Supplied records:
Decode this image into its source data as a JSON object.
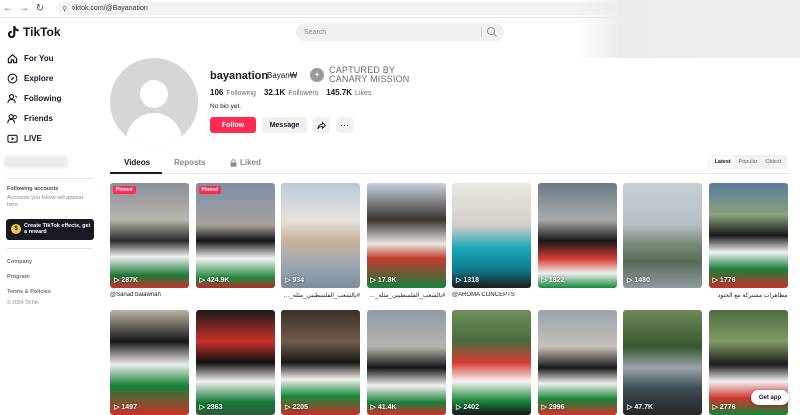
{
  "browser": {
    "url": "tiktok.com/@Bayanation",
    "back": "←",
    "forward": "→",
    "reload": "↻"
  },
  "header": {
    "logo_text": "TikTok",
    "search_placeholder": "Search"
  },
  "sidebar": {
    "items": [
      {
        "label": "For You",
        "icon": "home-icon"
      },
      {
        "label": "Explore",
        "icon": "compass-icon"
      },
      {
        "label": "Following",
        "icon": "following-icon"
      },
      {
        "label": "Friends",
        "icon": "friends-icon"
      },
      {
        "label": "LIVE",
        "icon": "live-icon"
      }
    ],
    "following_title": "Following accounts",
    "following_text": "Accounts you follow will appear here",
    "effects_button": "Create TikTok effects, get a reward",
    "links": [
      "Company",
      "Program",
      "Terms & Policies"
    ],
    "copyright": "© 2024 TikTok"
  },
  "profile": {
    "username": "bayanation",
    "nickname": "Bayan₩",
    "badge_line1": "CAPTURED BY",
    "badge_line2": "CANARY MISSION",
    "following_count": "106",
    "following_label": "Following",
    "followers_count": "32.1K",
    "followers_label": "Followers",
    "likes_count": "145.7K",
    "likes_label": "Likes",
    "bio": "No bio yet.",
    "follow_label": "Follow",
    "message_label": "Message",
    "share_icon": "share-icon",
    "more_icon": "more-icon"
  },
  "tabs": {
    "videos": "Videos",
    "reposts": "Reposts",
    "liked": "Liked"
  },
  "sort": {
    "latest": "Latest",
    "popular": "Popular",
    "oldest": "Oldest"
  },
  "videos": [
    {
      "views": "287K",
      "pinned": "Pinned",
      "caption": "@Sanad balawnah"
    },
    {
      "views": "424.9K",
      "pinned": "Pinned",
      "caption": ""
    },
    {
      "views": "934",
      "pinned": "",
      "caption": "#بالشعب_الفلسطيني_مثله_مثل"
    },
    {
      "views": "17.8K",
      "pinned": "",
      "caption": "#بالشعب_الفلسطيني_مثله_مثل#"
    },
    {
      "views": "1318",
      "pinned": "",
      "caption": "@AROMA CONCEPTS"
    },
    {
      "views": "1822",
      "pinned": "",
      "caption": ""
    },
    {
      "views": "1480",
      "pinned": "",
      "caption": ""
    },
    {
      "views": "1776",
      "pinned": "",
      "caption": "مظاهرات مشتركة مع الجنود"
    },
    {
      "views": "1497",
      "pinned": "",
      "caption": ""
    },
    {
      "views": "2863",
      "pinned": "",
      "caption": ""
    },
    {
      "views": "2205",
      "pinned": "",
      "caption": ""
    },
    {
      "views": "41.4K",
      "pinned": "",
      "caption": ""
    },
    {
      "views": "2402",
      "pinned": "",
      "caption": ""
    },
    {
      "views": "2996",
      "pinned": "",
      "caption": ""
    },
    {
      "views": "47.7K",
      "pinned": "",
      "caption": ""
    },
    {
      "views": "2776",
      "pinned": "",
      "caption": ""
    }
  ],
  "get_app": "Get app",
  "colors": {
    "accent": "#fe2c55",
    "text": "#161823",
    "muted": "#8a8b91"
  }
}
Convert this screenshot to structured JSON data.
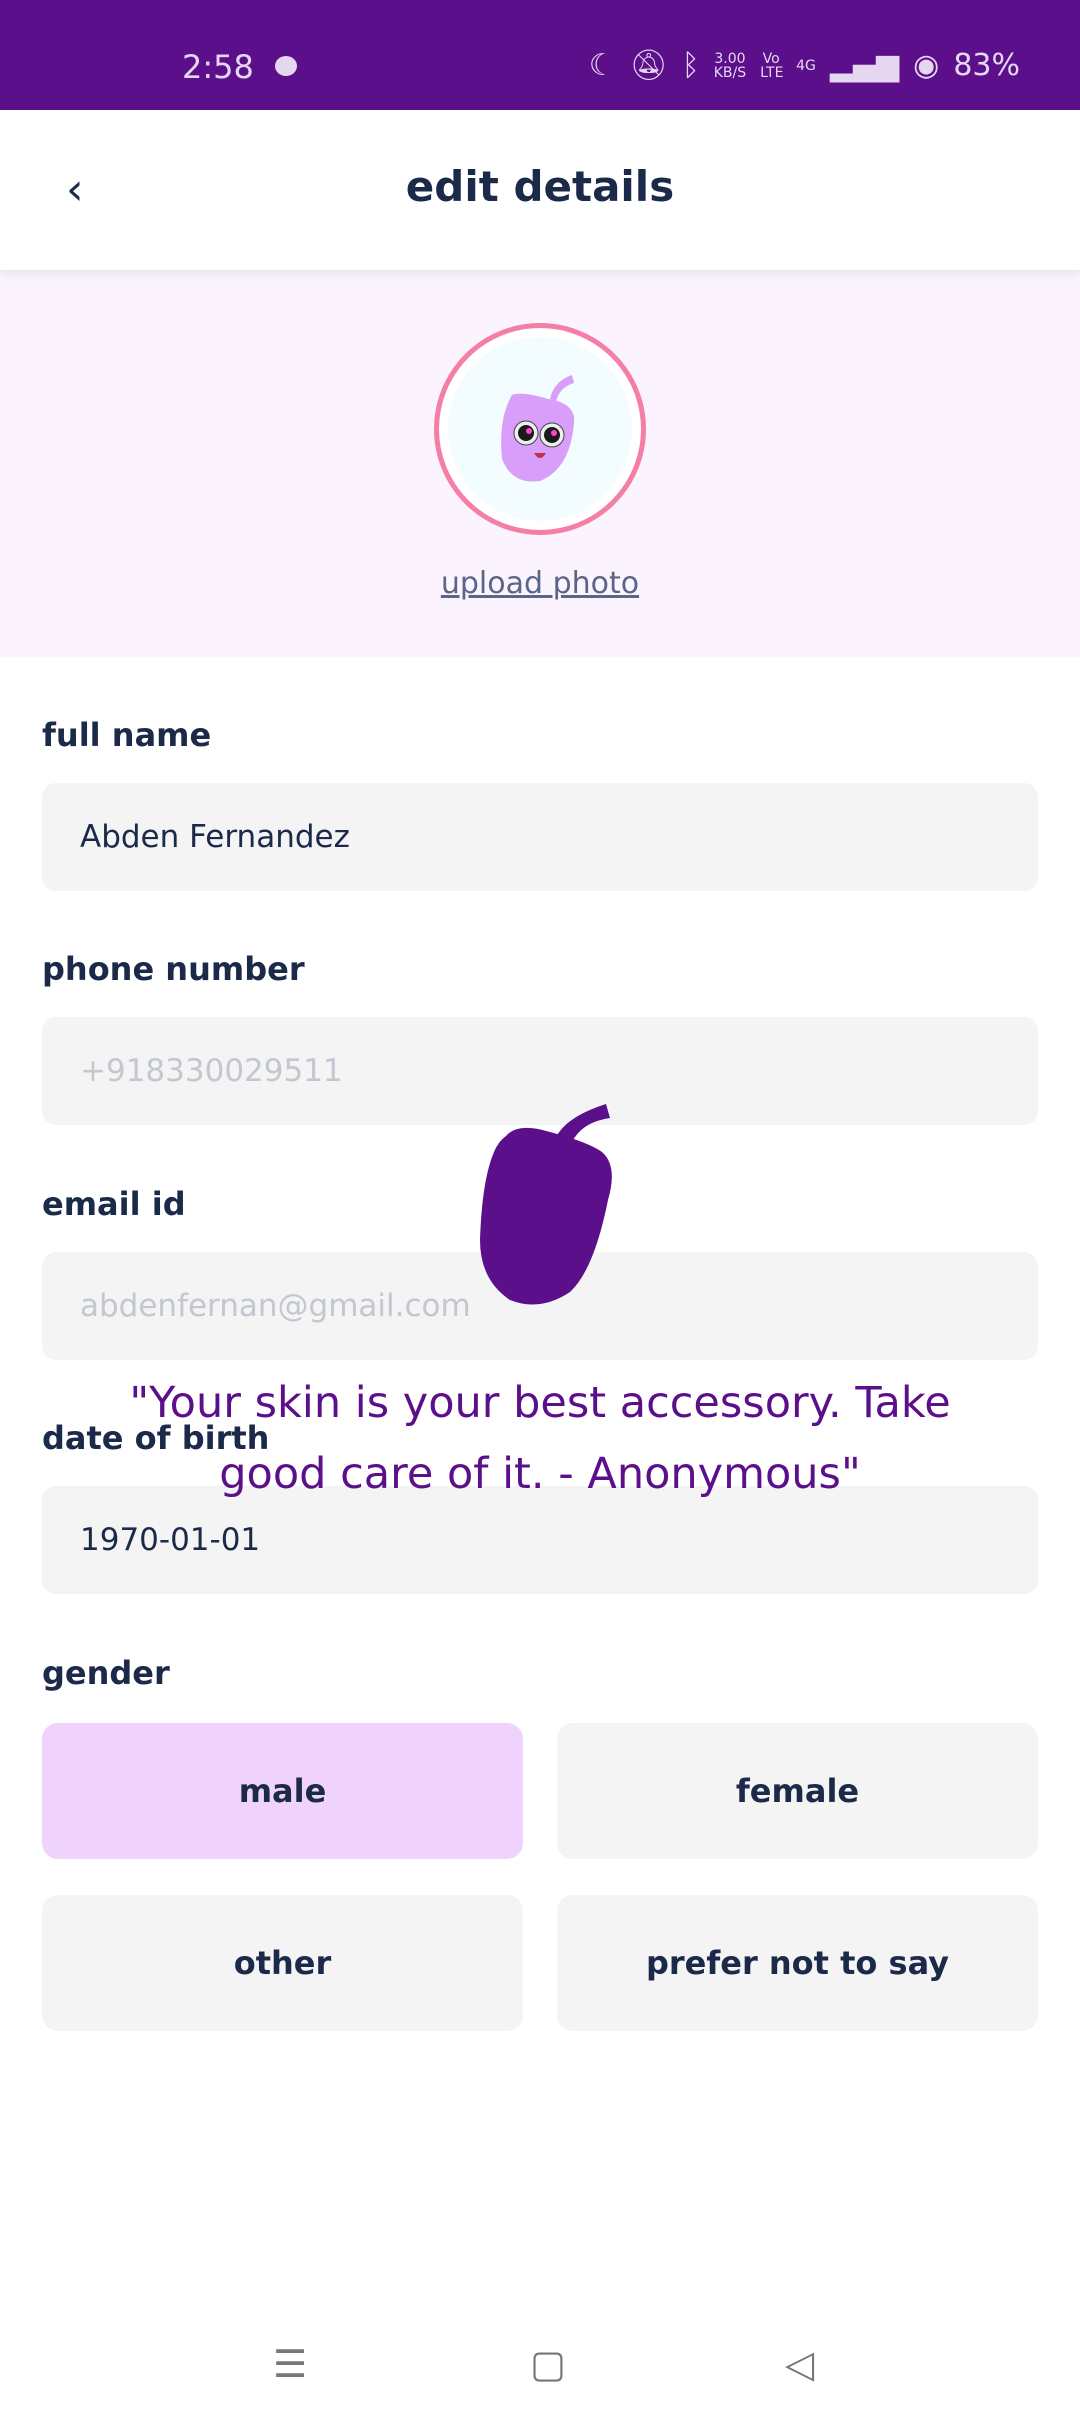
{
  "status_bar": {
    "time": "2:58",
    "net_speed": "3.00",
    "net_unit": "KB/S",
    "volte": "Vo LTE",
    "network": "4G",
    "battery": "83%"
  },
  "header": {
    "title": "edit details"
  },
  "avatar": {
    "upload_label": "upload photo"
  },
  "form": {
    "full_name": {
      "label": "full name",
      "value": "Abden Fernandez"
    },
    "phone": {
      "label": "phone number",
      "value": "+918330029511"
    },
    "email": {
      "label": "email id",
      "value": "abdenfernan@gmail.com"
    },
    "dob": {
      "label": "date of birth",
      "value": "1970-01-01"
    },
    "gender": {
      "label": "gender",
      "options": [
        "male",
        "female",
        "other",
        "prefer not to say"
      ],
      "selected": "male"
    }
  },
  "overlay": {
    "quote_line1": "\"Your skin is your best accessory. Take",
    "quote_line2": "good care of it. - Anonymous\""
  },
  "colors": {
    "brand": "#5c0f8b",
    "selected": "#efd3fd",
    "avatar_ring": "#f47ea5"
  }
}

Task statement: Copy all the lines of data exactly as they appear, dropping any images.

Right answer:
Decode this image into its source data as a JSON object.
{
  "browser": {
    "url": "tiktok.com/@Bayanation",
    "back": "←",
    "forward": "→",
    "reload": "↻"
  },
  "header": {
    "logo_text": "TikTok",
    "search_placeholder": "Search"
  },
  "sidebar": {
    "items": [
      {
        "label": "For You",
        "icon": "home-icon"
      },
      {
        "label": "Explore",
        "icon": "compass-icon"
      },
      {
        "label": "Following",
        "icon": "following-icon"
      },
      {
        "label": "Friends",
        "icon": "friends-icon"
      },
      {
        "label": "LIVE",
        "icon": "live-icon"
      }
    ],
    "following_title": "Following accounts",
    "following_text": "Accounts you follow will appear here",
    "effects_button": "Create TikTok effects, get a reward",
    "links": [
      "Company",
      "Program",
      "Terms & Policies"
    ],
    "copyright": "© 2024 TikTok"
  },
  "profile": {
    "username": "bayanation",
    "nickname": "Bayan₩",
    "badge_line1": "CAPTURED BY",
    "badge_line2": "CANARY MISSION",
    "following_count": "106",
    "following_label": "Following",
    "followers_count": "32.1K",
    "followers_label": "Followers",
    "likes_count": "145.7K",
    "likes_label": "Likes",
    "bio": "No bio yet.",
    "follow_label": "Follow",
    "message_label": "Message",
    "share_icon": "share-icon",
    "more_icon": "more-icon"
  },
  "tabs": {
    "videos": "Videos",
    "reposts": "Reposts",
    "liked": "Liked"
  },
  "sort": {
    "latest": "Latest",
    "popular": "Popular",
    "oldest": "Oldest"
  },
  "videos": [
    {
      "views": "287K",
      "pinned": "Pinned",
      "caption": "@Sanad balawnah"
    },
    {
      "views": "424.9K",
      "pinned": "Pinned",
      "caption": ""
    },
    {
      "views": "934",
      "pinned": "",
      "caption": "#بالشعب_الفلسطيني_مثله_مثل"
    },
    {
      "views": "17.8K",
      "pinned": "",
      "caption": "#بالشعب_الفلسطيني_مثله_مثل#"
    },
    {
      "views": "1318",
      "pinned": "",
      "caption": "@AROMA CONCEPTS"
    },
    {
      "views": "1822",
      "pinned": "",
      "caption": ""
    },
    {
      "views": "1480",
      "pinned": "",
      "caption": ""
    },
    {
      "views": "1776",
      "pinned": "",
      "caption": "مظاهرات مشتركة مع الجنود"
    },
    {
      "views": "1497",
      "pinned": "",
      "caption": ""
    },
    {
      "views": "2863",
      "pinned": "",
      "caption": ""
    },
    {
      "views": "2205",
      "pinned": "",
      "caption": ""
    },
    {
      "views": "41.4K",
      "pinned": "",
      "caption": ""
    },
    {
      "views": "2402",
      "pinned": "",
      "caption": ""
    },
    {
      "views": "2996",
      "pinned": "",
      "caption": ""
    },
    {
      "views": "47.7K",
      "pinned": "",
      "caption": ""
    },
    {
      "views": "2776",
      "pinned": "",
      "caption": ""
    }
  ],
  "get_app": "Get app",
  "colors": {
    "accent": "#fe2c55",
    "text": "#161823",
    "muted": "#8a8b91"
  }
}
Convert this screenshot to structured JSON data.
{
  "status_bar": {
    "time": "2:58",
    "net_speed": "3.00",
    "net_unit": "KB/S",
    "volte": "Vo LTE",
    "network": "4G",
    "battery": "83%"
  },
  "header": {
    "title": "edit details"
  },
  "avatar": {
    "upload_label": "upload photo"
  },
  "form": {
    "full_name": {
      "label": "full name",
      "value": "Abden Fernandez"
    },
    "phone": {
      "label": "phone number",
      "value": "+918330029511"
    },
    "email": {
      "label": "email id",
      "value": "abdenfernan@gmail.com"
    },
    "dob": {
      "label": "date of birth",
      "value": "1970-01-01"
    },
    "gender": {
      "label": "gender",
      "options": [
        "male",
        "female",
        "other",
        "prefer not to say"
      ],
      "selected": "male"
    }
  },
  "overlay": {
    "quote_line1": "\"Your skin is your best accessory. Take",
    "quote_line2": "good care of it. - Anonymous\""
  },
  "colors": {
    "brand": "#5c0f8b",
    "selected": "#efd3fd",
    "avatar_ring": "#f47ea5"
  }
}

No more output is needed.